▶ _WORK REQUIRED_
Transcribe the records below exactly.

▶ _SUPPLIED DATA_
******************************

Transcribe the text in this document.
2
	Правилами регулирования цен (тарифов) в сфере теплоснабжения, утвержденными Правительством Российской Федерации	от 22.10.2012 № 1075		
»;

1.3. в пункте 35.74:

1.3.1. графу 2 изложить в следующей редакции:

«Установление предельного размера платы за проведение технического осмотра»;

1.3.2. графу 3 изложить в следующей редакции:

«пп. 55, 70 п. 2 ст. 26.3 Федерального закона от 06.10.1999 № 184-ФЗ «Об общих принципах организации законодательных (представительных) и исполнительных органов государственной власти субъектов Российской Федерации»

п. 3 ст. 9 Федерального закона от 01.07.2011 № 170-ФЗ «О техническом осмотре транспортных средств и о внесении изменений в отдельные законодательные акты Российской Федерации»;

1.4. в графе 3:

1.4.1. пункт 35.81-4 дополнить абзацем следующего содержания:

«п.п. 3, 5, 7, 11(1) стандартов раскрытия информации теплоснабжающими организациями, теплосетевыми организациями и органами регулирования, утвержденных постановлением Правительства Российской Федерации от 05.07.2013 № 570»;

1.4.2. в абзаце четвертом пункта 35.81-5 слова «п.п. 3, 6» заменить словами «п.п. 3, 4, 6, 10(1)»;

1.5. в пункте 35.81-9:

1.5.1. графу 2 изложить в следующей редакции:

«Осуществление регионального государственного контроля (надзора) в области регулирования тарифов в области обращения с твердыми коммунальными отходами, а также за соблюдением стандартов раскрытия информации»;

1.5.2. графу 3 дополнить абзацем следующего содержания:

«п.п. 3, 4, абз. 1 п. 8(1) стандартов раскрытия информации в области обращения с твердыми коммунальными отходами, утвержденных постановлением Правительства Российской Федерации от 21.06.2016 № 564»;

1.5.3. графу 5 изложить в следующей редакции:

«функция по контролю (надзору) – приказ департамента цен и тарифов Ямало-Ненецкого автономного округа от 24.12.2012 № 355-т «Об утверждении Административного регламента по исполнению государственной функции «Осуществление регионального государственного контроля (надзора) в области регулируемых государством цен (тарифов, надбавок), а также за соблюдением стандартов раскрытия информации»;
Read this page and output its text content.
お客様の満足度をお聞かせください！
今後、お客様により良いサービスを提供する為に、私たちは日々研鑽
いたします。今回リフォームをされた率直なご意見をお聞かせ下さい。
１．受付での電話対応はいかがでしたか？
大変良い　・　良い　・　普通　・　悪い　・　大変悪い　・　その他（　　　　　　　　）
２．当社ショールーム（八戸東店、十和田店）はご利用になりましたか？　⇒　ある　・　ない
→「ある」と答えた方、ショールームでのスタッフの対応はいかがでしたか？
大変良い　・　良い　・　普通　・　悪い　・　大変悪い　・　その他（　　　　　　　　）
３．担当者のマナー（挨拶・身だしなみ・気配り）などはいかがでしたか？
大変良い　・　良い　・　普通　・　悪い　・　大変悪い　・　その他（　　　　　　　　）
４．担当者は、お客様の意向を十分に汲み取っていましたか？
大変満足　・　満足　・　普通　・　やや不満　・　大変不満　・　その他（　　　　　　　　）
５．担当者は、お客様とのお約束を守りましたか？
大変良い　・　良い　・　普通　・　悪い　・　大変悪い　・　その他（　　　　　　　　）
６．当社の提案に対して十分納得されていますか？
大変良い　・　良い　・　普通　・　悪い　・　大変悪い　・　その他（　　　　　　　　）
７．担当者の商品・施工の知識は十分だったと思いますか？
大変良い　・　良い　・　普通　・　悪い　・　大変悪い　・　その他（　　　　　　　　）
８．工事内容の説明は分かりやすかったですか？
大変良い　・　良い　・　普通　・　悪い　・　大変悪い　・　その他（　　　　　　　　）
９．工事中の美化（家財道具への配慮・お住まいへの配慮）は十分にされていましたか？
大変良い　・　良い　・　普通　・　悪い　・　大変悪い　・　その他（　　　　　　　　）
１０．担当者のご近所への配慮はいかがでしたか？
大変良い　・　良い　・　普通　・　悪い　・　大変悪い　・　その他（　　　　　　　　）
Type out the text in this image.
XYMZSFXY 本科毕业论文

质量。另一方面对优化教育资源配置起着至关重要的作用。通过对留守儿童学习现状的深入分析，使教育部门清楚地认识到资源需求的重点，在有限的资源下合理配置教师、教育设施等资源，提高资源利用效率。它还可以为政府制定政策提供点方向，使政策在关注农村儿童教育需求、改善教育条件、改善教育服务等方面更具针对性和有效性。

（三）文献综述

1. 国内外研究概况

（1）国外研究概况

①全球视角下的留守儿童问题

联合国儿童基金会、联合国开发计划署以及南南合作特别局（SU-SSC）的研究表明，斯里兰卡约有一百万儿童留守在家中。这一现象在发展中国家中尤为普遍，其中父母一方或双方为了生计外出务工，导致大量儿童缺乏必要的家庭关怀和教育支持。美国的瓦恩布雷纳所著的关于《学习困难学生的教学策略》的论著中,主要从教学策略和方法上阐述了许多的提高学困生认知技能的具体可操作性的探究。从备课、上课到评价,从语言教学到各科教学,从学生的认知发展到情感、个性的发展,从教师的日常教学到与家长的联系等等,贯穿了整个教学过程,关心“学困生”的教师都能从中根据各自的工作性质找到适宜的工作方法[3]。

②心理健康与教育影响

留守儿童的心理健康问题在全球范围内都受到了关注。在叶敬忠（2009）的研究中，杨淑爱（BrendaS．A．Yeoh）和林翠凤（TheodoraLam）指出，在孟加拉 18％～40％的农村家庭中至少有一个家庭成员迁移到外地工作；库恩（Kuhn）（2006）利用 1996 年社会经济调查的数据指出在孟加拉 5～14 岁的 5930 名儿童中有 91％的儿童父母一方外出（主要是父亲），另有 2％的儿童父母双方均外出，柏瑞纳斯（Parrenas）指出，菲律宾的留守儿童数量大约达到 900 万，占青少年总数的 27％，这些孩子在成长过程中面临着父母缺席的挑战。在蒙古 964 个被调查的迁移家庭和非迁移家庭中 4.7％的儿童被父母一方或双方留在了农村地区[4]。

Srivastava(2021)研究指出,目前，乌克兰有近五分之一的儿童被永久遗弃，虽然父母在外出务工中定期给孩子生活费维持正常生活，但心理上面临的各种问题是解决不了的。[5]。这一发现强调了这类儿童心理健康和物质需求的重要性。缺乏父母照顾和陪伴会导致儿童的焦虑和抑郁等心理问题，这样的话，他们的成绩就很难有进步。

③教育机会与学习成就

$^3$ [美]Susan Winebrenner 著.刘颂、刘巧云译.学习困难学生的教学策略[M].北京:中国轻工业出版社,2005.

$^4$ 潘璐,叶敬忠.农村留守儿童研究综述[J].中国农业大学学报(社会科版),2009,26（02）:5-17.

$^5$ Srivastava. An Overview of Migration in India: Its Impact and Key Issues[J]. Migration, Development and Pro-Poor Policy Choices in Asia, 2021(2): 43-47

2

******************************

▶ _RESPONSE TO THE TASK_
Transcribe the text in this document.
2
	Правилами регулирования цен (тарифов) в сфере теплоснабжения, утвержденными Правительством Российской Федерации	от 22.10.2012 № 1075		
»;

1.3. в пункте 35.74:

1.3.1. графу 2 изложить в следующей редакции:

«Установление предельного размера платы за проведение технического осмотра»;

1.3.2. графу 3 изложить в следующей редакции:

«пп. 55, 70 п. 2 ст. 26.3 Федерального закона от 06.10.1999 № 184-ФЗ «Об общих принципах организации законодательных (представительных) и исполнительных органов государственной власти субъектов Российской Федерации»

п. 3 ст. 9 Федерального закона от 01.07.2011 № 170-ФЗ «О техническом осмотре транспортных средств и о внесении изменений в отдельные законодательные акты Российской Федерации»;

1.4. в графе 3:

1.4.1. пункт 35.81-4 дополнить абзацем следующего содержания:

«п.п. 3, 5, 7, 11(1) стандартов раскрытия информации теплоснабжающими организациями, теплосетевыми организациями и органами регулирования, утвержденных постановлением Правительства Российской Федерации от 05.07.2013 № 570»;

1.4.2. в абзаце четвертом пункта 35.81-5 слова «п.п. 3, 6» заменить словами «п.п. 3, 4, 6, 10(1)»;

1.5. в пункте 35.81-9:

1.5.1. графу 2 изложить в следующей редакции:

«Осуществление регионального государственного контроля (надзора) в области регулирования тарифов в области обращения с твердыми коммунальными отходами, а также за соблюдением стандартов раскрытия информации»;

1.5.2. графу 3 дополнить абзацем следующего содержания:

«п.п. 3, 4, абз. 1 п. 8(1) стандартов раскрытия информации в области обращения с твердыми коммунальными отходами, утвержденных постановлением Правительства Российской Федерации от 21.06.2016 № 564»;

1.5.3. графу 5 изложить в следующей редакции:

«функция по контролю (надзору) – приказ департамента цен и тарифов Ямало-Ненецкого автономного округа от 24.12.2012 № 355-т «Об утверждении Административного регламента по исполнению государственной функции «Осуществление регионального государственного контроля (надзора) в области регулируемых государством цен (тарифов, надбавок), а также за соблюдением стандартов раскрытия информации»;
Read this page and output its text content.
お客様の満足度をお聞かせください！
今後、お客様により良いサービスを提供する為に、私たちは日々研鑽
いたします。今回リフォームをされた率直なご意見をお聞かせ下さい。
１．受付での電話対応はいかがでしたか？
大変良い　・　良い　・　普通　・　悪い　・　大変悪い　・　その他（　　　　　　　　）
２．当社ショールーム（八戸東店、十和田店）はご利用になりましたか？　⇒　ある　・　ない
→「ある」と答えた方、ショールームでのスタッフの対応はいかがでしたか？
大変良い　・　良い　・　普通　・　悪い　・　大変悪い　・　その他（　　　　　　　　）
３．担当者のマナー（挨拶・身だしなみ・気配り）などはいかがでしたか？
大変良い　・　良い　・　普通　・　悪い　・　大変悪い　・　その他（　　　　　　　　）
４．担当者は、お客様の意向を十分に汲み取っていましたか？
大変満足　・　満足　・　普通　・　やや不満　・　大変不満　・　その他（　　　　　　　　）
５．担当者は、お客様とのお約束を守りましたか？
大変良い　・　良い　・　普通　・　悪い　・　大変悪い　・　その他（　　　　　　　　）
６．当社の提案に対して十分納得されていますか？
大変良い　・　良い　・　普通　・　悪い　・　大変悪い　・　その他（　　　　　　　　）
７．担当者の商品・施工の知識は十分だったと思いますか？
大変良い　・　良い　・　普通　・　悪い　・　大変悪い　・　その他（　　　　　　　　）
８．工事内容の説明は分かりやすかったですか？
大変良い　・　良い　・　普通　・　悪い　・　大変悪い　・　その他（　　　　　　　　）
９．工事中の美化（家財道具への配慮・お住まいへの配慮）は十分にされていましたか？
大変良い　・　良い　・　普通　・　悪い　・　大変悪い　・　その他（　　　　　　　　）
１０．担当者のご近所への配慮はいかがでしたか？
大変良い　・　良い　・　普通　・　悪い　・　大変悪い　・　その他（　　　　　　　　）
Type out the text in this image.
XYMZSFXY 本科毕业论文

质量。另一方面对优化教育资源配置起着至关重要的作用。通过对留守儿童学习现状的深入分析，使教育部门清楚地认识到资源需求的重点，在有限的资源下合理配置教师、教育设施等资源，提高资源利用效率。它还可以为政府制定政策提供点方向，使政策在关注农村儿童教育需求、改善教育条件、改善教育服务等方面更具针对性和有效性。

（三）文献综述

1. 国内外研究概况

（1）国外研究概况

①全球视角下的留守儿童问题

联合国儿童基金会、联合国开发计划署以及南南合作特别局（SU-SSC）的研究表明，斯里兰卡约有一百万儿童留守在家中。这一现象在发展中国家中尤为普遍，其中父母一方或双方为了生计外出务工，导致大量儿童缺乏必要的家庭关怀和教育支持。美国的瓦恩布雷纳所著的关于《学习困难学生的教学策略》的论著中,主要从教学策略和方法上阐述了许多的提高学困生认知技能的具体可操作性的探究。从备课、上课到评价,从语言教学到各科教学,从学生的认知发展到情感、个性的发展,从教师的日常教学到与家长的联系等等,贯穿了整个教学过程,关心“学困生”的教师都能从中根据各自的工作性质找到适宜的工作方法[3]。

②心理健康与教育影响

留守儿童的心理健康问题在全球范围内都受到了关注。在叶敬忠（2009）的研究中，杨淑爱（BrendaS．A．Yeoh）和林翠凤（TheodoraLam）指出，在孟加拉 18％～40％的农村家庭中至少有一个家庭成员迁移到外地工作；库恩（Kuhn）（2006）利用 1996 年社会经济调查的数据指出在孟加拉 5～14 岁的 5930 名儿童中有 91％的儿童父母一方外出（主要是父亲），另有 2％的儿童父母双方均外出，柏瑞纳斯（Parrenas）指出，菲律宾的留守儿童数量大约达到 900 万，占青少年总数的 27％，这些孩子在成长过程中面临着父母缺席的挑战。在蒙古 964 个被调查的迁移家庭和非迁移家庭中 4.7％的儿童被父母一方或双方留在了农村地区[4]。

Srivastava(2021)研究指出,目前，乌克兰有近五分之一的儿童被永久遗弃，虽然父母在外出务工中定期给孩子生活费维持正常生活，但心理上面临的各种问题是解决不了的。[5]。这一发现强调了这类儿童心理健康和物质需求的重要性。缺乏父母照顾和陪伴会导致儿童的焦虑和抑郁等心理问题，这样的话，他们的成绩就很难有进步。

③教育机会与学习成就

$^3$ [美]Susan Winebrenner 著.刘颂、刘巧云译.学习困难学生的教学策略[M].北京:中国轻工业出版社,2005.

$^4$ 潘璐,叶敬忠.农村留守儿童研究综述[J].中国农业大学学报(社会科版),2009,26（02）:5-17.

$^5$ Srivastava. An Overview of Migration in India: Its Impact and Key Issues[J]. Migration, Development and Pro-Poor Policy Choices in Asia, 2021(2): 43-47

2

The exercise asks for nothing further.